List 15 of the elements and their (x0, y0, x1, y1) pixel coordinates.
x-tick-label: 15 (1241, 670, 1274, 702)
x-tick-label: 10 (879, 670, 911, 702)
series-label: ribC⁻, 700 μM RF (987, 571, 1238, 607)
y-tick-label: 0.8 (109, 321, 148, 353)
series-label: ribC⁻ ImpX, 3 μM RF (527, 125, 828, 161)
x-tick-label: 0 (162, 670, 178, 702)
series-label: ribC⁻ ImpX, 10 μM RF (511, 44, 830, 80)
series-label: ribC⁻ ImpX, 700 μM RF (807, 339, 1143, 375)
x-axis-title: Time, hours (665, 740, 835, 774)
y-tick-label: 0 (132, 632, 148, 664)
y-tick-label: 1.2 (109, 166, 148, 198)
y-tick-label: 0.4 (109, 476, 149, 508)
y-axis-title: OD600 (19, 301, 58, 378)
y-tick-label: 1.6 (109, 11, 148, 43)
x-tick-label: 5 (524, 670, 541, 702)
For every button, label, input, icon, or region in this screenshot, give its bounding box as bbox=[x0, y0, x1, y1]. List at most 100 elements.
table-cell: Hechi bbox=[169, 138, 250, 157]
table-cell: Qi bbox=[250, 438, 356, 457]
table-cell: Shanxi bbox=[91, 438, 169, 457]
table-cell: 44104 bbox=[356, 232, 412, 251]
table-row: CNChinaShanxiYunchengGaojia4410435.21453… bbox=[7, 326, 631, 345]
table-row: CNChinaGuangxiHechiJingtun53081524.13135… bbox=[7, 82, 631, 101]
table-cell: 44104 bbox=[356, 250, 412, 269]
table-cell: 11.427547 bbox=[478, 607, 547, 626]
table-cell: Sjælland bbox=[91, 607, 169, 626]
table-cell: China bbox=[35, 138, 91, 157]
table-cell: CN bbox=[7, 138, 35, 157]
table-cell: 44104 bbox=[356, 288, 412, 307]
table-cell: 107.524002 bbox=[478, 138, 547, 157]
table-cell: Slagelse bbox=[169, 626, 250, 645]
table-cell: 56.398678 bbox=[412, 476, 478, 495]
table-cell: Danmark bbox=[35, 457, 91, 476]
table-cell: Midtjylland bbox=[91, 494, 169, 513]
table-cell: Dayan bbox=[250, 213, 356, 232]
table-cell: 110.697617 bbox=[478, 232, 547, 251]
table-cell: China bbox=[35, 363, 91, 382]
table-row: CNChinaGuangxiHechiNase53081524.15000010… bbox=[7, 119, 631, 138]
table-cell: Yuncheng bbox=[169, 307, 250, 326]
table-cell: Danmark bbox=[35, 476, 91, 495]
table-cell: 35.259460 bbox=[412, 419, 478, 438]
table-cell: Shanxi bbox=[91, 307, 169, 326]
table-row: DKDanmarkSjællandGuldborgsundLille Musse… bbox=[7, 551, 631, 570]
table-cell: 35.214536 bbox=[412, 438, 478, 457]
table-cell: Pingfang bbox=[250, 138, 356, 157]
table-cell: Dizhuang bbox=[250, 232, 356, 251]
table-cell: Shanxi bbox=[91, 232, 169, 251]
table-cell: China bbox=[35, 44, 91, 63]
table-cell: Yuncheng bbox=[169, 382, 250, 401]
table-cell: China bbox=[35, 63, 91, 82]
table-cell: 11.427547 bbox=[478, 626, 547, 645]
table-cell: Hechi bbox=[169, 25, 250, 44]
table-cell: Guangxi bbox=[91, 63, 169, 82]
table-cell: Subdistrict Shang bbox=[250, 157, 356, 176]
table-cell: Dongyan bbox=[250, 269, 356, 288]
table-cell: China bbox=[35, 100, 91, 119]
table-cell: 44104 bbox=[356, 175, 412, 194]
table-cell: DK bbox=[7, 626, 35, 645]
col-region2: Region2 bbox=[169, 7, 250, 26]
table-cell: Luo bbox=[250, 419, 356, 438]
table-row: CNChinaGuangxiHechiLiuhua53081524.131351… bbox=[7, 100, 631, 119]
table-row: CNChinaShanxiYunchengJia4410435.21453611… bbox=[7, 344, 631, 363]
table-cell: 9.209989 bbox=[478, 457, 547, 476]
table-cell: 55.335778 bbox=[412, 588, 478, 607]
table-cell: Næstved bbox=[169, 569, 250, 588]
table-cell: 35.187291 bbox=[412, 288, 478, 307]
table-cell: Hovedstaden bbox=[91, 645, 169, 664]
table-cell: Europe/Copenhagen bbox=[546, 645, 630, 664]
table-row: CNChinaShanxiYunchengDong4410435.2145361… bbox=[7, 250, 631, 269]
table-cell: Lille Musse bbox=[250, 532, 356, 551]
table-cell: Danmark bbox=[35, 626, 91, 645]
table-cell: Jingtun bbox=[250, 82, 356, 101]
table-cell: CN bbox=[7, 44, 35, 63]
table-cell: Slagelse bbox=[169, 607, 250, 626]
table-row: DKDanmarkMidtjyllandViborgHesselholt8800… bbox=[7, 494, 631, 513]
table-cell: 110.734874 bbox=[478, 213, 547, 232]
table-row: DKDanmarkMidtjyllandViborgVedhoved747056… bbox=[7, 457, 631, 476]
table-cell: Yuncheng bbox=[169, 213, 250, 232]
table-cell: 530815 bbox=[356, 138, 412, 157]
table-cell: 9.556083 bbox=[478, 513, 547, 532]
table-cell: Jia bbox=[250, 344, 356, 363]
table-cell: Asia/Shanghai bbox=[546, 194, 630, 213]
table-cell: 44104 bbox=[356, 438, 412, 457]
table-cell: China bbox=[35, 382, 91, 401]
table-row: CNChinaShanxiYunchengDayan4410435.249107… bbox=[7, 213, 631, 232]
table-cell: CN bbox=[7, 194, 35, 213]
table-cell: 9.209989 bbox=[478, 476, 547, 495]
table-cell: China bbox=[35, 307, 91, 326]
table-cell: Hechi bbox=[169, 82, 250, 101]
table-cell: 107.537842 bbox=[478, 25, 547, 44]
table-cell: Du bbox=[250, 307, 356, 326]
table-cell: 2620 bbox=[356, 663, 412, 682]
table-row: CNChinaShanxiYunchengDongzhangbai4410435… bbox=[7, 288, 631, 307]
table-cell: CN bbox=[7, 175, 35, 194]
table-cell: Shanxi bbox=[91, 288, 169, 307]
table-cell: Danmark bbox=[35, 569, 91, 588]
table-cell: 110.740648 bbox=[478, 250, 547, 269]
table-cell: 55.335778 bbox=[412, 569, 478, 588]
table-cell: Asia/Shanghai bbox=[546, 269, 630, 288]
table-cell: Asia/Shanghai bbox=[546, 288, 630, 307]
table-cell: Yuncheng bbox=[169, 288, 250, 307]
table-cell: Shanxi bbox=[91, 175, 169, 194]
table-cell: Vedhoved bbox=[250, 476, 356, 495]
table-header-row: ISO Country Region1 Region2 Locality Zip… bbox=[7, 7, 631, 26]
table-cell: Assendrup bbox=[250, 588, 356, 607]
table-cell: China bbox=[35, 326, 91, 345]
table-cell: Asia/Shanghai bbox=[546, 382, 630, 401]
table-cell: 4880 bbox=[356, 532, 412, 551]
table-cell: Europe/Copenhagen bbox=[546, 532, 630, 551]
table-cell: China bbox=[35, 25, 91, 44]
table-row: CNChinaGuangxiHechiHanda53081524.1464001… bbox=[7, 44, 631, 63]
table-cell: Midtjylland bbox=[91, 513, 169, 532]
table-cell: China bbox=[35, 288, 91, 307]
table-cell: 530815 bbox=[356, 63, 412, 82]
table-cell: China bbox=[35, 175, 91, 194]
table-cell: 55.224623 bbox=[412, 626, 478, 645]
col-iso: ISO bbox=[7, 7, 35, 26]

_ _ _ _ _

## Problem requirements
Rewrite the listing in full, replacing every "x-tick-label" with "x-axis-tick-label" and leaving everything else untouched.

## Output for this exercise
List 15 of the elements and their (x0, y0, x1, y1) pixel coordinates.
x-axis-tick-label: 15 (1241, 670, 1274, 702)
x-axis-tick-label: 10 (879, 670, 911, 702)
series-label: ribC⁻, 700 μM RF (987, 571, 1238, 607)
y-tick-label: 0.8 (109, 321, 148, 353)
series-label: ribC⁻ ImpX, 3 μM RF (527, 125, 828, 161)
x-axis-tick-label: 0 (162, 670, 178, 702)
series-label: ribC⁻ ImpX, 10 μM RF (511, 44, 830, 80)
series-label: ribC⁻ ImpX, 700 μM RF (807, 339, 1143, 375)
x-axis-title: Time, hours (665, 740, 835, 774)
y-tick-label: 0 (132, 632, 148, 664)
y-tick-label: 1.2 (109, 166, 148, 198)
y-tick-label: 0.4 (109, 476, 149, 508)
y-axis-title: OD600 (19, 301, 58, 378)
y-tick-label: 1.6 (109, 11, 148, 43)
x-axis-tick-label: 5 (524, 670, 541, 702)
For every button, label, input, icon, or region in this screenshot, give its bounding box as bbox=[x0, y0, x1, y1]. List at most 100 elements.
table-cell: Hechi bbox=[169, 138, 250, 157]
table-cell: Qi bbox=[250, 438, 356, 457]
table-cell: Shanxi bbox=[91, 438, 169, 457]
table-cell: 44104 bbox=[356, 232, 412, 251]
table-row: CNChinaShanxiYunchengGaojia4410435.21453… bbox=[7, 326, 631, 345]
table-row: CNChinaGuangxiHechiJingtun53081524.13135… bbox=[7, 82, 631, 101]
table-cell: 44104 bbox=[356, 250, 412, 269]
table-cell: 11.427547 bbox=[478, 607, 547, 626]
table-cell: Sjælland bbox=[91, 607, 169, 626]
table-cell: China bbox=[35, 138, 91, 157]
table-cell: CN bbox=[7, 138, 35, 157]
table-cell: 44104 bbox=[356, 288, 412, 307]
table-cell: 107.524002 bbox=[478, 138, 547, 157]
table-cell: Slagelse bbox=[169, 626, 250, 645]
table-cell: 56.398678 bbox=[412, 476, 478, 495]
table-cell: Danmark bbox=[35, 457, 91, 476]
table-cell: Midtjylland bbox=[91, 494, 169, 513]
table-cell: Dayan bbox=[250, 213, 356, 232]
table-cell: 110.697617 bbox=[478, 232, 547, 251]
table-cell: China bbox=[35, 363, 91, 382]
table-row: CNChinaGuangxiHechiNase53081524.15000010… bbox=[7, 119, 631, 138]
table-cell: Yuncheng bbox=[169, 307, 250, 326]
table-cell: Danmark bbox=[35, 476, 91, 495]
table-cell: 35.259460 bbox=[412, 419, 478, 438]
table-cell: Shanxi bbox=[91, 307, 169, 326]
table-row: DKDanmarkSjællandGuldborgsundLille Musse… bbox=[7, 551, 631, 570]
table-cell: 35.214536 bbox=[412, 438, 478, 457]
table-cell: Pingfang bbox=[250, 138, 356, 157]
table-cell: Dizhuang bbox=[250, 232, 356, 251]
table-cell: Shanxi bbox=[91, 232, 169, 251]
table-cell: China bbox=[35, 44, 91, 63]
table-cell: Yuncheng bbox=[169, 382, 250, 401]
table-cell: China bbox=[35, 63, 91, 82]
table-cell: 11.427547 bbox=[478, 626, 547, 645]
table-cell: Hechi bbox=[169, 25, 250, 44]
table-cell: Guangxi bbox=[91, 63, 169, 82]
table-cell: Subdistrict Shang bbox=[250, 157, 356, 176]
table-cell: Dongyan bbox=[250, 269, 356, 288]
table-cell: China bbox=[35, 100, 91, 119]
table-cell: 44104 bbox=[356, 175, 412, 194]
table-cell: DK bbox=[7, 626, 35, 645]
col-region2: Region2 bbox=[169, 7, 250, 26]
table-cell: Luo bbox=[250, 419, 356, 438]
table-row: CNChinaGuangxiHechiLiuhua53081524.131351… bbox=[7, 100, 631, 119]
table-row: CNChinaShanxiYunchengJia4410435.21453611… bbox=[7, 344, 631, 363]
table-cell: 9.209989 bbox=[478, 457, 547, 476]
table-cell: 55.335778 bbox=[412, 588, 478, 607]
table-cell: Næstved bbox=[169, 569, 250, 588]
table-cell: 35.187291 bbox=[412, 288, 478, 307]
table-cell: Hovedstaden bbox=[91, 645, 169, 664]
table-cell: Europe/Copenhagen bbox=[546, 645, 630, 664]
table-row: CNChinaShanxiYunchengDong4410435.2145361… bbox=[7, 250, 631, 269]
table-cell: Lille Musse bbox=[250, 532, 356, 551]
table-cell: Danmark bbox=[35, 626, 91, 645]
table-cell: Jingtun bbox=[250, 82, 356, 101]
table-cell: CN bbox=[7, 44, 35, 63]
table-cell: Slagelse bbox=[169, 607, 250, 626]
table-row: DKDanmarkMidtjyllandViborgHesselholt8800… bbox=[7, 494, 631, 513]
table-cell: 110.734874 bbox=[478, 213, 547, 232]
table-row: DKDanmarkMidtjyllandViborgVedhoved747056… bbox=[7, 457, 631, 476]
table-cell: Yuncheng bbox=[169, 213, 250, 232]
table-cell: 530815 bbox=[356, 138, 412, 157]
table-cell: 9.556083 bbox=[478, 513, 547, 532]
table-cell: Jia bbox=[250, 344, 356, 363]
table-cell: Asia/Shanghai bbox=[546, 194, 630, 213]
table-cell: 44104 bbox=[356, 438, 412, 457]
table-cell: China bbox=[35, 382, 91, 401]
table-row: CNChinaShanxiYunchengDayan4410435.249107… bbox=[7, 213, 631, 232]
table-cell: CN bbox=[7, 194, 35, 213]
table-cell: 9.209989 bbox=[478, 476, 547, 495]
table-cell: China bbox=[35, 307, 91, 326]
table-cell: Hechi bbox=[169, 82, 250, 101]
table-cell: 107.537842 bbox=[478, 25, 547, 44]
table-cell: Du bbox=[250, 307, 356, 326]
table-cell: 2620 bbox=[356, 663, 412, 682]
table-row: CNChinaShanxiYunchengDongzhangbai4410435… bbox=[7, 288, 631, 307]
table-cell: CN bbox=[7, 175, 35, 194]
table-cell: Shanxi bbox=[91, 288, 169, 307]
table-cell: Danmark bbox=[35, 569, 91, 588]
table-cell: 110.740648 bbox=[478, 250, 547, 269]
table-cell: 55.335778 bbox=[412, 569, 478, 588]
table-cell: Asia/Shanghai bbox=[546, 269, 630, 288]
table-cell: Asia/Shanghai bbox=[546, 288, 630, 307]
table-cell: Yuncheng bbox=[169, 288, 250, 307]
table-cell: Shanxi bbox=[91, 175, 169, 194]
table-cell: Vedhoved bbox=[250, 476, 356, 495]
table-header-row: ISO Country Region1 Region2 Locality Zip… bbox=[7, 7, 631, 26]
table-cell: Assendrup bbox=[250, 588, 356, 607]
table-cell: China bbox=[35, 326, 91, 345]
table-cell: Asia/Shanghai bbox=[546, 382, 630, 401]
table-cell: 4880 bbox=[356, 532, 412, 551]
table-cell: Europe/Copenhagen bbox=[546, 532, 630, 551]
table-cell: China bbox=[35, 25, 91, 44]
table-row: CNChinaGuangxiHechiHanda53081524.1464001… bbox=[7, 44, 631, 63]
table-cell: Midtjylland bbox=[91, 513, 169, 532]
table-cell: China bbox=[35, 288, 91, 307]
table-cell: 530815 bbox=[356, 63, 412, 82]
table-cell: China bbox=[35, 175, 91, 194]
table-cell: 55.224623 bbox=[412, 626, 478, 645]
col-iso: ISO bbox=[7, 7, 35, 26]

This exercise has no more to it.